Exercise aim: Return all lines that include the string "arbetskraften".

Records for the task:
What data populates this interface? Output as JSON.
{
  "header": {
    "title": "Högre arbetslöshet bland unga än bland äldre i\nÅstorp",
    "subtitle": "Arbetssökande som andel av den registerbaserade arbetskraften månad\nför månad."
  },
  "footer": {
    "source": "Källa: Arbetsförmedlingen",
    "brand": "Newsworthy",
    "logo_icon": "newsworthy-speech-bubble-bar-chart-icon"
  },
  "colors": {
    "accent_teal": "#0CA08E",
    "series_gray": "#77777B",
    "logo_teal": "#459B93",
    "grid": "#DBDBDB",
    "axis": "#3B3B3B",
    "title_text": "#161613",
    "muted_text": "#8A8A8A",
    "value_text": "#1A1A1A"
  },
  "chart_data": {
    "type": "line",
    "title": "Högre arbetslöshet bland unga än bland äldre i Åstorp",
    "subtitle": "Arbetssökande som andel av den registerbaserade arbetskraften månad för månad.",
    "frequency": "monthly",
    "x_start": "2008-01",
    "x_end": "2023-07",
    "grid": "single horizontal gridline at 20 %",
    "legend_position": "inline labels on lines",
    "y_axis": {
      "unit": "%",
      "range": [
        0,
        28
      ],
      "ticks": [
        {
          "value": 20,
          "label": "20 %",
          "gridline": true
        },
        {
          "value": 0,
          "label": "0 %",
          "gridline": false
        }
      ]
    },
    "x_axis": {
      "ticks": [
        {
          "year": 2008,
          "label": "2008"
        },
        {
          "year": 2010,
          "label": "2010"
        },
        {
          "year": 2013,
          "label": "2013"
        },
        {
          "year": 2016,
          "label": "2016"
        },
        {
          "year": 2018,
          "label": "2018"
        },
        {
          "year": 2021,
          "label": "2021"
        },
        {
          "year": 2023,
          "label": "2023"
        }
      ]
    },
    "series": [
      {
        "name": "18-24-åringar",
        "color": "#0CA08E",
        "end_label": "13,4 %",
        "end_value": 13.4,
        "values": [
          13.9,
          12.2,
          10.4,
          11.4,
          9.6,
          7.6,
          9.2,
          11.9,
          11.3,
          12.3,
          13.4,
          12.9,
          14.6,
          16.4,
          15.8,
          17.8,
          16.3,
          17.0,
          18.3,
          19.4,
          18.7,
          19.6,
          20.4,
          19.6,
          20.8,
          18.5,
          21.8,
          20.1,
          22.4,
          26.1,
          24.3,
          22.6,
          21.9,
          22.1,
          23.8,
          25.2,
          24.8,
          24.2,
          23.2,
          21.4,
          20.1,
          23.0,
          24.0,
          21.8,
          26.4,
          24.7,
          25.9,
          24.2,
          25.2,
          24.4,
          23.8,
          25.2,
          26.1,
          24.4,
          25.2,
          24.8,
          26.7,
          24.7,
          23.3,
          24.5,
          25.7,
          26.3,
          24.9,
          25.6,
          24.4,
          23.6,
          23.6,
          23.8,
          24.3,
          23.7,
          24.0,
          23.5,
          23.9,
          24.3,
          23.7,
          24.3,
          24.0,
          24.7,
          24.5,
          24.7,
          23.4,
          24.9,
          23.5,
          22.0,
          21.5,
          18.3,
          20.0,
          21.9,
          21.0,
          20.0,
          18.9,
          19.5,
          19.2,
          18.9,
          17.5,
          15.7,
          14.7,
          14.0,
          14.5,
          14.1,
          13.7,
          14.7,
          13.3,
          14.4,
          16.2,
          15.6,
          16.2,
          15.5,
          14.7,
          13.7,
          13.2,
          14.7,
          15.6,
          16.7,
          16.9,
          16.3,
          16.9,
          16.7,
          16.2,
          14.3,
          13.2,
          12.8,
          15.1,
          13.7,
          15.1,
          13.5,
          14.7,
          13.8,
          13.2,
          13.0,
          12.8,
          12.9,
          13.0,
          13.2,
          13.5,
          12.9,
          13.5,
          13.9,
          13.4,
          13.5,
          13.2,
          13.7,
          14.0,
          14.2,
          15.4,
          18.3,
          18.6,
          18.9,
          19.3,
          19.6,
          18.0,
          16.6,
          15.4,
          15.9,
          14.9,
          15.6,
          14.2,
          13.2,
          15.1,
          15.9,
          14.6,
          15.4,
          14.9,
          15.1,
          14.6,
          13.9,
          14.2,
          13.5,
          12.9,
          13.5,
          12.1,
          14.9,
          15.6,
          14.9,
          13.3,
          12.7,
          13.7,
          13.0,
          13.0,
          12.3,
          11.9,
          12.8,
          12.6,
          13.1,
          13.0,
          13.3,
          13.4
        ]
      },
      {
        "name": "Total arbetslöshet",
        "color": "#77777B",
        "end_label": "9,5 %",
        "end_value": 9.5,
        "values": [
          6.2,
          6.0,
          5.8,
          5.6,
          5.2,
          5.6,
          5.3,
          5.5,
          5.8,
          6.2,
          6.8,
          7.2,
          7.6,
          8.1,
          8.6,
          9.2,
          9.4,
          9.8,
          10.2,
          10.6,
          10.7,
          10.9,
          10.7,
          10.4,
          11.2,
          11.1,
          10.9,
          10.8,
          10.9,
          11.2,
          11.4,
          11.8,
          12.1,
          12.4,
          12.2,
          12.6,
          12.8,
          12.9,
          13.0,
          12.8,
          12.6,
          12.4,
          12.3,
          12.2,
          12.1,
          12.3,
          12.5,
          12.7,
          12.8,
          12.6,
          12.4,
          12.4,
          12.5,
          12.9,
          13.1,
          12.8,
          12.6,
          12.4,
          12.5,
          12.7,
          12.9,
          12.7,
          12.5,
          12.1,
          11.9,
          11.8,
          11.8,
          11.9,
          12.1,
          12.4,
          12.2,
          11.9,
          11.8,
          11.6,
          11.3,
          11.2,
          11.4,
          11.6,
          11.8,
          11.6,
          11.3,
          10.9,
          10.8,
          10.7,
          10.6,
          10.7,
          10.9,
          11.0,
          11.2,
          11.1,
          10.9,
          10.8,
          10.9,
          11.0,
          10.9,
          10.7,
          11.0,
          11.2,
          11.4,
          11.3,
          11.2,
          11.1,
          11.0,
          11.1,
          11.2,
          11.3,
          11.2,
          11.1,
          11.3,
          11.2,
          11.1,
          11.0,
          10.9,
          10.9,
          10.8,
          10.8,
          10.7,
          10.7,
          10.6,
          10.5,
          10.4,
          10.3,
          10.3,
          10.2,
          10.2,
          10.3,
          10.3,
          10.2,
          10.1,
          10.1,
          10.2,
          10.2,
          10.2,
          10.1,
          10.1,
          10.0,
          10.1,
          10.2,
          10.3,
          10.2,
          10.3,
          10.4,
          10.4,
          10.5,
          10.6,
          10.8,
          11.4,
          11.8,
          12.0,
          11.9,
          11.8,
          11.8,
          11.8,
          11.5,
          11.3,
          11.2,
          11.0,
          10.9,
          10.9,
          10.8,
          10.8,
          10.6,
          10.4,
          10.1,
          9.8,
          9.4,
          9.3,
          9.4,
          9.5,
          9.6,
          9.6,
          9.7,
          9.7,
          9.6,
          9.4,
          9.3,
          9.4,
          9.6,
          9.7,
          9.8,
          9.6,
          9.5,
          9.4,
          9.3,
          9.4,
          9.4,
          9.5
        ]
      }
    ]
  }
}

Problem solution:
    "subtitle": "Arbetssökande som andel av den registerbaserade arbetskraften månad\nför månad."
    "subtitle": "Arbetssökande som andel av den registerbaserade arbetskraften månad för månad.",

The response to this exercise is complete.